_The request_
Repeat every line of the following entries precisely as given.

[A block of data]
* * *
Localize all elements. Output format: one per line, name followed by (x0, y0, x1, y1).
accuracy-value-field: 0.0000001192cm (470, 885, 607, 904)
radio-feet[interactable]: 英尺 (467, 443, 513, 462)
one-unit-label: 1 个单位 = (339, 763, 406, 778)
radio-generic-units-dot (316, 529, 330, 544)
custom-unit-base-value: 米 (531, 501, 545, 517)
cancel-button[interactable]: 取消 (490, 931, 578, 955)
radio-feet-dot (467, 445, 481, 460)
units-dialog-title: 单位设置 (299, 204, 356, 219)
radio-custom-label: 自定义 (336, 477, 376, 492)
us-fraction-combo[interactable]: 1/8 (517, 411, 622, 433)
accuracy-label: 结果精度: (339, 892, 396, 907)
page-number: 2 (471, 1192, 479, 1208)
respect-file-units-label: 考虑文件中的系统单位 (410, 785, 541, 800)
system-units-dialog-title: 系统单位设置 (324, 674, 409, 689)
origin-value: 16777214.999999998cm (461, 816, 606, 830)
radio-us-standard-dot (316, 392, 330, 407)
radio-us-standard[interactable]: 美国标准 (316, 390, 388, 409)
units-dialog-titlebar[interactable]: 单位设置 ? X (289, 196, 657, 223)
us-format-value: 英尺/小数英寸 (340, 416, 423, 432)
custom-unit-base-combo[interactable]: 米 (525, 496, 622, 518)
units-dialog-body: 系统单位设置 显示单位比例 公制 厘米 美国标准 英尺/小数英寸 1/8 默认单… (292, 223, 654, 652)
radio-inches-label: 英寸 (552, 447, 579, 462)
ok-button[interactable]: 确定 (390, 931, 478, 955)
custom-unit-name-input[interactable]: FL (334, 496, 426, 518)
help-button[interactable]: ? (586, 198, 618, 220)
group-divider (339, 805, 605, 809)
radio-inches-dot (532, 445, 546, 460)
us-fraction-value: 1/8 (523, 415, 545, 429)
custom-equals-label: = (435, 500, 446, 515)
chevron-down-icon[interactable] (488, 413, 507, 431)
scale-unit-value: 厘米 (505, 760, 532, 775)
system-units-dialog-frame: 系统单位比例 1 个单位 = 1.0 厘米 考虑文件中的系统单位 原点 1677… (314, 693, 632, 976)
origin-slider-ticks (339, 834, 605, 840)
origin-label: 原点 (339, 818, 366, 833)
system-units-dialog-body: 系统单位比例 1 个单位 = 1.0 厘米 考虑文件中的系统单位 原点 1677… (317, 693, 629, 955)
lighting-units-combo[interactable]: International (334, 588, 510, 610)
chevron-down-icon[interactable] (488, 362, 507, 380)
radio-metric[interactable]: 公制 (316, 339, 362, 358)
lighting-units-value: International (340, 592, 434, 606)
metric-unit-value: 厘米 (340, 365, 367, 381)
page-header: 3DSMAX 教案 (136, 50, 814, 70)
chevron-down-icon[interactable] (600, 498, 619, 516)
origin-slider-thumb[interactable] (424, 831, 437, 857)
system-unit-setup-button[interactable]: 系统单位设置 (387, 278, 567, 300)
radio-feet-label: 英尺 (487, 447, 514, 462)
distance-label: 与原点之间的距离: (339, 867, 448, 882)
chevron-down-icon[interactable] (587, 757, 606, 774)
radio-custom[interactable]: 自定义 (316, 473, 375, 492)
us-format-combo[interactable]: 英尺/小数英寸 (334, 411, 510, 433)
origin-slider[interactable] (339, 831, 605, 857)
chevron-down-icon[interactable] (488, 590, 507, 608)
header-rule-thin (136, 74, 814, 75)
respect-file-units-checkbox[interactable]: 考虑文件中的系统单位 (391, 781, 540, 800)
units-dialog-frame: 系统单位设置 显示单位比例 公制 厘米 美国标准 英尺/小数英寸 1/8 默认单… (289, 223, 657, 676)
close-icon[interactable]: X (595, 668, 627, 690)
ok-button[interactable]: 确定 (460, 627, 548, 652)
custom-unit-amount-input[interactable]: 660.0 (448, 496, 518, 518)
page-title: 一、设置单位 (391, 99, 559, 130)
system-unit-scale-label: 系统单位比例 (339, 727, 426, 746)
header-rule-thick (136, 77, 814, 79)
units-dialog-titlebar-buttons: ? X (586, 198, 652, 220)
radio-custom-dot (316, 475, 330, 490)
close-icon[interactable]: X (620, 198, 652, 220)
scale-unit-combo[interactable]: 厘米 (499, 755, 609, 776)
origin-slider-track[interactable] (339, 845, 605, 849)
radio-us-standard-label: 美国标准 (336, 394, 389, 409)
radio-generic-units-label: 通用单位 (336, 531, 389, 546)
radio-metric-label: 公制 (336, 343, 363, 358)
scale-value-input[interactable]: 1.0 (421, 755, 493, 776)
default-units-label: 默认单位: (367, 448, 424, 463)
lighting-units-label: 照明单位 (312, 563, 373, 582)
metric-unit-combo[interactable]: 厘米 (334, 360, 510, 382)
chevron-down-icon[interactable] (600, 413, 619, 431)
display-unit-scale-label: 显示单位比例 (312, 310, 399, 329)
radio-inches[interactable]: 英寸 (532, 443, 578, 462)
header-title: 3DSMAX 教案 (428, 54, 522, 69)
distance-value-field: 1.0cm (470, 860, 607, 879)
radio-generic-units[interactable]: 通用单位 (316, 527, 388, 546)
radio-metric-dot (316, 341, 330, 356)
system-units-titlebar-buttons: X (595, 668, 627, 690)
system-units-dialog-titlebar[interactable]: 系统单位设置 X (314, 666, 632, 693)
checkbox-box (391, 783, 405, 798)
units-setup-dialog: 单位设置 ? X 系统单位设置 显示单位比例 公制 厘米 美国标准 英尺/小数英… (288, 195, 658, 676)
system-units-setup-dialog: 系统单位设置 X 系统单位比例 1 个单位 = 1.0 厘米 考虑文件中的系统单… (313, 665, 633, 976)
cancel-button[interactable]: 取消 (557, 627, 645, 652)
* * *
_Solution for this task_
Localize all elements. Output format: one per line, name followed by (x0, y0, x1, y1).
accuracy-value-field: 0.0000001192cm (470, 885, 607, 904)
radio-feet[interactable]: 英尺 (467, 443, 513, 462)
one-unit-label: 1 个单位 = (339, 763, 406, 778)
radio-generic-units-dot (316, 529, 330, 544)
custom-unit-base-value: 米 (531, 501, 545, 517)
cancel-button[interactable]: 取消 (490, 931, 578, 955)
radio-feet-dot (467, 445, 481, 460)
units-dialog-title: 单位设置 (299, 204, 356, 219)
radio-custom-label: 自定义 (336, 477, 376, 492)
us-fraction-combo[interactable]: 1/8 (517, 411, 622, 433)
accuracy-label: 结果精度: (339, 892, 396, 907)
page-number: 2 (471, 1192, 479, 1208)
respect-file-units-label: 考虑文件中的系统单位 (410, 785, 541, 800)
system-units-dialog-title: 系统单位设置 (324, 674, 409, 689)
origin-value: 16777214.999999998cm (461, 816, 606, 830)
radio-us-standard-dot (316, 392, 330, 407)
radio-us-standard[interactable]: 美国标准 (316, 390, 388, 409)
units-dialog-titlebar[interactable]: 单位设置 ? X (289, 196, 657, 223)
us-format-value: 英尺/小数英寸 (340, 416, 423, 432)
custom-unit-base-combo[interactable]: 米 (525, 496, 622, 518)
units-dialog-body: 系统单位设置 显示单位比例 公制 厘米 美国标准 英尺/小数英寸 1/8 默认单… (292, 223, 654, 652)
radio-inches-label: 英寸 (552, 447, 579, 462)
ok-button[interactable]: 确定 (390, 931, 478, 955)
custom-unit-name-input[interactable]: FL (334, 496, 426, 518)
help-button[interactable]: ? (586, 198, 618, 220)
group-divider (339, 805, 605, 809)
radio-inches-dot (532, 445, 546, 460)
us-fraction-value: 1/8 (523, 415, 545, 429)
custom-equals-label: = (435, 500, 446, 515)
chevron-down-icon[interactable] (488, 413, 507, 431)
scale-unit-value: 厘米 (505, 760, 532, 775)
system-units-dialog-frame: 系统单位比例 1 个单位 = 1.0 厘米 考虑文件中的系统单位 原点 1677… (314, 693, 632, 976)
origin-slider-ticks (339, 834, 605, 840)
origin-label: 原点 (339, 818, 366, 833)
system-units-dialog-body: 系统单位比例 1 个单位 = 1.0 厘米 考虑文件中的系统单位 原点 1677… (317, 693, 629, 955)
lighting-units-combo[interactable]: International (334, 588, 510, 610)
chevron-down-icon[interactable] (488, 362, 507, 380)
radio-metric[interactable]: 公制 (316, 339, 362, 358)
lighting-units-value: International (340, 592, 434, 606)
metric-unit-value: 厘米 (340, 365, 367, 381)
page-header: 3DSMAX 教案 (136, 50, 814, 70)
chevron-down-icon[interactable] (600, 498, 619, 516)
origin-slider-thumb[interactable] (424, 831, 437, 857)
system-unit-setup-button[interactable]: 系统单位设置 (387, 278, 567, 300)
radio-feet-label: 英尺 (487, 447, 514, 462)
distance-label: 与原点之间的距离: (339, 867, 448, 882)
chevron-down-icon[interactable] (587, 757, 606, 774)
radio-custom[interactable]: 自定义 (316, 473, 375, 492)
us-format-combo[interactable]: 英尺/小数英寸 (334, 411, 510, 433)
origin-slider[interactable] (339, 831, 605, 857)
chevron-down-icon[interactable] (488, 590, 507, 608)
header-rule-thin (136, 74, 814, 75)
respect-file-units-checkbox[interactable]: 考虑文件中的系统单位 (391, 781, 540, 800)
units-dialog-frame: 系统单位设置 显示单位比例 公制 厘米 美国标准 英尺/小数英寸 1/8 默认单… (289, 223, 657, 676)
close-icon[interactable]: X (595, 668, 627, 690)
ok-button[interactable]: 确定 (460, 627, 548, 652)
custom-unit-amount-input[interactable]: 660.0 (448, 496, 518, 518)
page-title: 一、设置单位 (391, 99, 559, 130)
system-unit-scale-label: 系统单位比例 (339, 727, 426, 746)
header-rule-thick (136, 77, 814, 79)
units-dialog-titlebar-buttons: ? X (586, 198, 652, 220)
radio-custom-dot (316, 475, 330, 490)
close-icon[interactable]: X (620, 198, 652, 220)
scale-unit-combo[interactable]: 厘米 (499, 755, 609, 776)
origin-slider-track[interactable] (339, 845, 605, 849)
radio-us-standard-label: 美国标准 (336, 394, 389, 409)
radio-generic-units-label: 通用单位 (336, 531, 389, 546)
radio-metric-label: 公制 (336, 343, 363, 358)
scale-value-input[interactable]: 1.0 (421, 755, 493, 776)
default-units-label: 默认单位: (367, 448, 424, 463)
lighting-units-label: 照明单位 (312, 563, 373, 582)
metric-unit-combo[interactable]: 厘米 (334, 360, 510, 382)
chevron-down-icon[interactable] (600, 413, 619, 431)
display-unit-scale-label: 显示单位比例 (312, 310, 399, 329)
radio-inches[interactable]: 英寸 (532, 443, 578, 462)
header-title: 3DSMAX 教案 (428, 54, 522, 69)
distance-value-field: 1.0cm (470, 860, 607, 879)
radio-generic-units[interactable]: 通用单位 (316, 527, 388, 546)
radio-metric-dot (316, 341, 330, 356)
system-units-titlebar-buttons: X (595, 668, 627, 690)
system-units-dialog-titlebar[interactable]: 系统单位设置 X (314, 666, 632, 693)
checkbox-box (391, 783, 405, 798)
units-setup-dialog: 单位设置 ? X 系统单位设置 显示单位比例 公制 厘米 美国标准 英尺/小数英… (288, 195, 658, 676)
system-units-setup-dialog: 系统单位设置 X 系统单位比例 1 个单位 = 1.0 厘米 考虑文件中的系统单… (313, 665, 633, 976)
cancel-button[interactable]: 取消 (557, 627, 645, 652)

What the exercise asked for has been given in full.